**Instruction:**
Give only the number of lines that hold the word "para".

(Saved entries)
++++

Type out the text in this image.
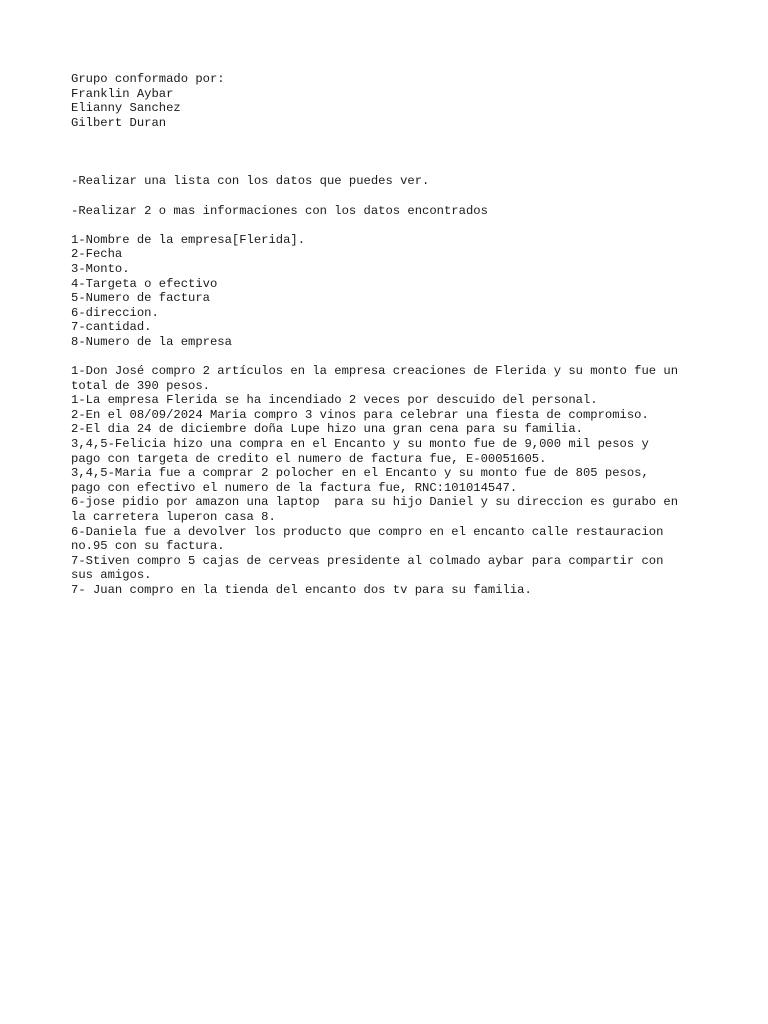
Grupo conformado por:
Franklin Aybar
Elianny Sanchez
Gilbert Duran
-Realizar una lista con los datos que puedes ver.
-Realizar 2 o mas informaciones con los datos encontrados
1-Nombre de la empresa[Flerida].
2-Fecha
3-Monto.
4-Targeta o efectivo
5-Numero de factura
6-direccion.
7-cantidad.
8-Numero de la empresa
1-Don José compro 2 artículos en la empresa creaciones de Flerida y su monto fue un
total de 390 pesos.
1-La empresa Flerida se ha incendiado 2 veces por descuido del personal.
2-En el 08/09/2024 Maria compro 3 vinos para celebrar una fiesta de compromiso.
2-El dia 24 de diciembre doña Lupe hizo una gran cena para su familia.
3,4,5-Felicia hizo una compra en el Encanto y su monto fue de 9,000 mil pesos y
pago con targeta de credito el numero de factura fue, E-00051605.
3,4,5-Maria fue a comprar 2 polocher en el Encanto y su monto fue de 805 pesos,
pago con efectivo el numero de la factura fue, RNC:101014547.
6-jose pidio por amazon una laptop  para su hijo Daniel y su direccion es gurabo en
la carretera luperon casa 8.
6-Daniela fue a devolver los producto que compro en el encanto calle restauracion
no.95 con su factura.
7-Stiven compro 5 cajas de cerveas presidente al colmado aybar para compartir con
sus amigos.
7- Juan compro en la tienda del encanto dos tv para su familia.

++++

**Written reply:**
5